Short problem
Without the pictures, return each record as it appears.

Task data
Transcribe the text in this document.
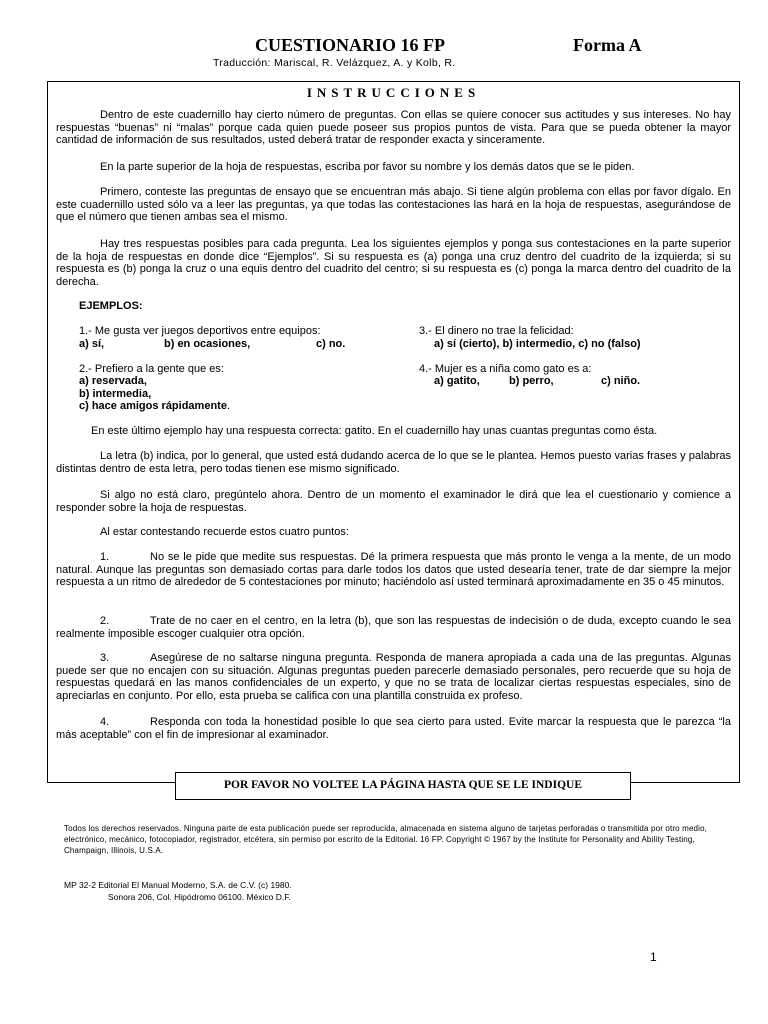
CUESTIONARIO 16 FP	Forma A
Traducción: Mariscal, R. Velázquez, A. y Kolb, R.
INSTRUCCIONES

Dentro de este cuadernillo hay cierto número de preguntas. Con ellas se quiere conocer sus actitudes y sus intereses. No hay respuestas “buenas” ni “malas” porque cada quien puede poseer sus propios puntos de vista. Para que se pueda obtener la mayor cantidad de información de sus resultados, usted deberá tratar de responder exacta y sinceramente.

En la parte superior de la hoja de respuestas, escriba por favor su nombre y los demás datos que se le piden.

Primero, conteste las preguntas de ensayo que se encuentran más abajo. Si tiene algún problema con ellas por favor dígalo. En este cuadernillo usted sólo va a leer las preguntas, ya que todas las contestaciones las hará en la hoja de respuestas, asegurándose de que el número que tienen ambas sea el mismo.

Hay tres respuestas posibles para cada pregunta. Lea los siguientes ejemplos y ponga sus contestaciones en la parte superior de la hoja de respuestas en donde dice “Ejemplos”. Si su respuesta es (a) ponga una cruz dentro del cuadrito de la izquierda; si su respuesta es (b) ponga la cruz o una equis dentro del cuadrito del centro; si su respuesta es (c) ponga la marca dentro del cuadrito de la derecha.

EJEMPLOS:
1.- Me gusta ver juegos deportivos entre equipos:
a) sí,	b) en ocasiones,	c) no.
3.- El dinero no trae la felicidad:
a) sí (cierto), b) intermedio, c) no (falso)
2.- Prefiero a la gente que es:
a) reservada,
b) intermedia,
c) hace amigos rápidamente.
4.- Mujer es a niña como gato es a:
a) gatito,	b) perro,	c) niño.

En este último ejemplo hay una respuesta correcta: gatito. En el cuadernillo hay unas cuantas preguntas como ésta.

La letra (b) indica, por lo general, que usted está dudando acerca de lo que se le plantea. Hemos puesto varias frases y palabras distintas dentro de esta letra, pero todas tienen ese mismo significado.

Si algo no está claro, pregúntelo ahora. Dentro de un momento el examinador le dirá que lea el cuestionario y comience a responder sobre la hoja de respuestas.

Al estar contestando recuerde estos cuatro puntos:

1.	No se le pide que medite sus respuestas. Dé la primera respuesta que más pronto le venga a la mente, de un modo natural. Aunque las preguntas son demasiado cortas para darle todos los datos que usted desearía tener, trate de dar siempre la mejor respuesta a un ritmo de alrededor de 5 contestaciones por minuto; haciéndolo así usted terminará aproximadamente en 35 o 45 minutos.

2.	Trate de no caer en el centro, en la letra (b), que son las respuestas de indecisión o de duda, excepto cuando le sea realmente imposible escoger cualquier otra opción.

3.	Asegúrese de no saltarse ninguna pregunta. Responda de manera apropiada a cada una de las preguntas. Algunas puede ser que no encajen con su situación. Algunas preguntas pueden parecerle demasiado personales, pero recuerde que su hoja de respuestas quedará en las manos confidenciales de un experto, y que no se trata de localizar ciertas respuestas especiales, sino de apreciarlas en conjunto. Por ello, esta prueba se califica con una plantilla construida ex profeso.

4.	Responda con toda la honestidad posible lo que sea cierto para usted. Evite marcar la respuesta que le parezca “la más aceptable” con el fin de impresionar al examinador.

POR FAVOR NO VOLTEE LA PÁGINA HASTA QUE SE LE INDIQUE
Todos los derechos reservados. Ninguna parte de esta publicación puede ser reproducida, almacenada en sistema alguno de tarjetas perforadas o transmitida por otro medio, electrónico, mecánico, fotocopiador, registrador, etcétera, sin permiso por escrito de la Editorial. 16 FP. Copyright © 1967 by the Institute for Personality and Ability Testing, Champaign, Illinois, U.S.A.
MP 32-2 Editorial El Manual Moderno, S.A. de C.V. (c) 1980.
Sonora 206, Col. Hipódromo 06100. México D.F.
1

Right answer
Transcribe the text in this document.
CUESTIONARIO 16 FP	Forma A
Traducción: Mariscal, R. Velázquez, A. y Kolb, R.
INSTRUCCIONES

Dentro de este cuadernillo hay cierto número de preguntas. Con ellas se quiere conocer sus actitudes y sus intereses. No hay respuestas “buenas” ni “malas” porque cada quien puede poseer sus propios puntos de vista. Para que se pueda obtener la mayor cantidad de información de sus resultados, usted deberá tratar de responder exacta y sinceramente.

En la parte superior de la hoja de respuestas, escriba por favor su nombre y los demás datos que se le piden.

Primero, conteste las preguntas de ensayo que se encuentran más abajo. Si tiene algún problema con ellas por favor dígalo. En este cuadernillo usted sólo va a leer las preguntas, ya que todas las contestaciones las hará en la hoja de respuestas, asegurándose de que el número que tienen ambas sea el mismo.

Hay tres respuestas posibles para cada pregunta. Lea los siguientes ejemplos y ponga sus contestaciones en la parte superior de la hoja de respuestas en donde dice “Ejemplos”. Si su respuesta es (a) ponga una cruz dentro del cuadrito de la izquierda; si su respuesta es (b) ponga la cruz o una equis dentro del cuadrito del centro; si su respuesta es (c) ponga la marca dentro del cuadrito de la derecha.

EJEMPLOS:
1.- Me gusta ver juegos deportivos entre equipos:
a) sí,	b) en ocasiones,	c) no.
3.- El dinero no trae la felicidad:
a) sí (cierto), b) intermedio, c) no (falso)
2.- Prefiero a la gente que es:
a) reservada,
b) intermedia,
c) hace amigos rápidamente.
4.- Mujer es a niña como gato es a:
a) gatito,	b) perro,	c) niño.

En este último ejemplo hay una respuesta correcta: gatito. En el cuadernillo hay unas cuantas preguntas como ésta.

La letra (b) indica, por lo general, que usted está dudando acerca de lo que se le plantea. Hemos puesto varias frases y palabras distintas dentro de esta letra, pero todas tienen ese mismo significado.

Si algo no está claro, pregúntelo ahora. Dentro de un momento el examinador le dirá que lea el cuestionario y comience a responder sobre la hoja de respuestas.

Al estar contestando recuerde estos cuatro puntos:

1.	No se le pide que medite sus respuestas. Dé la primera respuesta que más pronto le venga a la mente, de un modo natural. Aunque las preguntas son demasiado cortas para darle todos los datos que usted desearía tener, trate de dar siempre la mejor respuesta a un ritmo de alrededor de 5 contestaciones por minuto; haciéndolo así usted terminará aproximadamente en 35 o 45 minutos.

2.	Trate de no caer en el centro, en la letra (b), que son las respuestas de indecisión o de duda, excepto cuando le sea realmente imposible escoger cualquier otra opción.

3.	Asegúrese de no saltarse ninguna pregunta. Responda de manera apropiada a cada una de las preguntas. Algunas puede ser que no encajen con su situación. Algunas preguntas pueden parecerle demasiado personales, pero recuerde que su hoja de respuestas quedará en las manos confidenciales de un experto, y que no se trata de localizar ciertas respuestas especiales, sino de apreciarlas en conjunto. Por ello, esta prueba se califica con una plantilla construida ex profeso.

4.	Responda con toda la honestidad posible lo que sea cierto para usted. Evite marcar la respuesta que le parezca “la más aceptable” con el fin de impresionar al examinador.

POR FAVOR NO VOLTEE LA PÁGINA HASTA QUE SE LE INDIQUE
Todos los derechos reservados. Ninguna parte de esta publicación puede ser reproducida, almacenada en sistema alguno de tarjetas perforadas o transmitida por otro medio, electrónico, mecánico, fotocopiador, registrador, etcétera, sin permiso por escrito de la Editorial. 16 FP. Copyright © 1967 by the Institute for Personality and Ability Testing, Champaign, Illinois, U.S.A.
MP 32-2 Editorial El Manual Moderno, S.A. de C.V. (c) 1980.
Sonora 206, Col. Hipódromo 06100. México D.F.
1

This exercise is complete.